Items from a data source:

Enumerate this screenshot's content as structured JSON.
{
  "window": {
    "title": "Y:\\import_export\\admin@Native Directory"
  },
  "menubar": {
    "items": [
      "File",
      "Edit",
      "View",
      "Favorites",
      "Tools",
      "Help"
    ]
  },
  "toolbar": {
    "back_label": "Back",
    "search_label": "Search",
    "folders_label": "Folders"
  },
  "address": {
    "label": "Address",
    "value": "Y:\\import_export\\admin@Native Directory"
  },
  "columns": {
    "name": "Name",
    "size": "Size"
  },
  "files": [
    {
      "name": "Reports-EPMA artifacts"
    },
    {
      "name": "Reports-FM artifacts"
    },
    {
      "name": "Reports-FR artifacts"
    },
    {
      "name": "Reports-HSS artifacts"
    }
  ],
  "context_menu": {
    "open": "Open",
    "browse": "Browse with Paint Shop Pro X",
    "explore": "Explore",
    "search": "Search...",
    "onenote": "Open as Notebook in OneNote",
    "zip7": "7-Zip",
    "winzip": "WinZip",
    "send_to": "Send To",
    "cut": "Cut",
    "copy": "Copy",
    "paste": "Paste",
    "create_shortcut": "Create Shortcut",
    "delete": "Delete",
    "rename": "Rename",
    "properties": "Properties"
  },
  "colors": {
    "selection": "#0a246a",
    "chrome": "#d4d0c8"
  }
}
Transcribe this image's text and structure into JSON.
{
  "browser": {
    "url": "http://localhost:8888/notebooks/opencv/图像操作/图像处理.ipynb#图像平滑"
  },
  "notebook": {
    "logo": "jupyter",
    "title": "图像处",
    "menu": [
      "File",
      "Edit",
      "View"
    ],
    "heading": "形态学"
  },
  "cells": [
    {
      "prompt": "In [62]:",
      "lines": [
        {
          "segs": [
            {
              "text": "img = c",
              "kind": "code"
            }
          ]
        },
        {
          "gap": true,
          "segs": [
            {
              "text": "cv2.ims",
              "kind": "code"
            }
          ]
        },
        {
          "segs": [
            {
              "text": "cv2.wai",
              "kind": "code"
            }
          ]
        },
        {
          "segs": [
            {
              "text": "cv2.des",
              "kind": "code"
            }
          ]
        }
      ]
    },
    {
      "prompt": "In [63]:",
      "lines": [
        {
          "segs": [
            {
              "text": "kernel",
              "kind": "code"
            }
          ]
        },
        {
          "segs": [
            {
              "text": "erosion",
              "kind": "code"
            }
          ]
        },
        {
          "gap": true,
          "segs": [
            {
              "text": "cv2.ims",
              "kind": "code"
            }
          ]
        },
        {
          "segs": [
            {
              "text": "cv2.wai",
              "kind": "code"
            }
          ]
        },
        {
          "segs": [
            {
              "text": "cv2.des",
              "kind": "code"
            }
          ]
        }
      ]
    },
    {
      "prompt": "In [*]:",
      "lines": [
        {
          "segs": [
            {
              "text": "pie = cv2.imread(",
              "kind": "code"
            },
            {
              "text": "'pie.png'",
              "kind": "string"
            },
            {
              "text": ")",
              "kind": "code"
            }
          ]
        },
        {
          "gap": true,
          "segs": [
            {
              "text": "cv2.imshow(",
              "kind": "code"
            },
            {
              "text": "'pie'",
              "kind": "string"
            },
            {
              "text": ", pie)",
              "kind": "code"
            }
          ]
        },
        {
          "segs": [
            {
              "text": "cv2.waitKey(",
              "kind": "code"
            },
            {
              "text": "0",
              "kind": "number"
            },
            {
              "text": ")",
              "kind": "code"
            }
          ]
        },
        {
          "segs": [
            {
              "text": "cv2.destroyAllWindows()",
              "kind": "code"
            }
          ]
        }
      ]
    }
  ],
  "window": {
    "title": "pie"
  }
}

Problem details
The records above are to be repeated exactly, in their entirety.

Completed task
Enumerate this screenshot's content as structured JSON.
{
  "window": {
    "title": "Y:\\import_export\\admin@Native Directory"
  },
  "menubar": {
    "items": [
      "File",
      "Edit",
      "View",
      "Favorites",
      "Tools",
      "Help"
    ]
  },
  "toolbar": {
    "back_label": "Back",
    "search_label": "Search",
    "folders_label": "Folders"
  },
  "address": {
    "label": "Address",
    "value": "Y:\\import_export\\admin@Native Directory"
  },
  "columns": {
    "name": "Name",
    "size": "Size"
  },
  "files": [
    {
      "name": "Reports-EPMA artifacts"
    },
    {
      "name": "Reports-FM artifacts"
    },
    {
      "name": "Reports-FR artifacts"
    },
    {
      "name": "Reports-HSS artifacts"
    }
  ],
  "context_menu": {
    "open": "Open",
    "browse": "Browse with Paint Shop Pro X",
    "explore": "Explore",
    "search": "Search...",
    "onenote": "Open as Notebook in OneNote",
    "zip7": "7-Zip",
    "winzip": "WinZip",
    "send_to": "Send To",
    "cut": "Cut",
    "copy": "Copy",
    "paste": "Paste",
    "create_shortcut": "Create Shortcut",
    "delete": "Delete",
    "rename": "Rename",
    "properties": "Properties"
  },
  "colors": {
    "selection": "#0a246a",
    "chrome": "#d4d0c8"
  }
}
Transcribe this image's text and structure into JSON.
{
  "browser": {
    "url": "http://localhost:8888/notebooks/opencv/图像操作/图像处理.ipynb#图像平滑"
  },
  "notebook": {
    "logo": "jupyter",
    "title": "图像处",
    "menu": [
      "File",
      "Edit",
      "View"
    ],
    "heading": "形态学"
  },
  "cells": [
    {
      "prompt": "In [62]:",
      "lines": [
        {
          "segs": [
            {
              "text": "img = c",
              "kind": "code"
            }
          ]
        },
        {
          "gap": true,
          "segs": [
            {
              "text": "cv2.ims",
              "kind": "code"
            }
          ]
        },
        {
          "segs": [
            {
              "text": "cv2.wai",
              "kind": "code"
            }
          ]
        },
        {
          "segs": [
            {
              "text": "cv2.des",
              "kind": "code"
            }
          ]
        }
      ]
    },
    {
      "prompt": "In [63]:",
      "lines": [
        {
          "segs": [
            {
              "text": "kernel",
              "kind": "code"
            }
          ]
        },
        {
          "segs": [
            {
              "text": "erosion",
              "kind": "code"
            }
          ]
        },
        {
          "gap": true,
          "segs": [
            {
              "text": "cv2.ims",
              "kind": "code"
            }
          ]
        },
        {
          "segs": [
            {
              "text": "cv2.wai",
              "kind": "code"
            }
          ]
        },
        {
          "segs": [
            {
              "text": "cv2.des",
              "kind": "code"
            }
          ]
        }
      ]
    },
    {
      "prompt": "In [*]:",
      "lines": [
        {
          "segs": [
            {
              "text": "pie = cv2.imread(",
              "kind": "code"
            },
            {
              "text": "'pie.png'",
              "kind": "string"
            },
            {
              "text": ")",
              "kind": "code"
            }
          ]
        },
        {
          "gap": true,
          "segs": [
            {
              "text": "cv2.imshow(",
              "kind": "code"
            },
            {
              "text": "'pie'",
              "kind": "string"
            },
            {
              "text": ", pie)",
              "kind": "code"
            }
          ]
        },
        {
          "segs": [
            {
              "text": "cv2.waitKey(",
              "kind": "code"
            },
            {
              "text": "0",
              "kind": "number"
            },
            {
              "text": ")",
              "kind": "code"
            }
          ]
        },
        {
          "segs": [
            {
              "text": "cv2.destroyAllWindows()",
              "kind": "code"
            }
          ]
        }
      ]
    }
  ],
  "window": {
    "title": "pie"
  }
}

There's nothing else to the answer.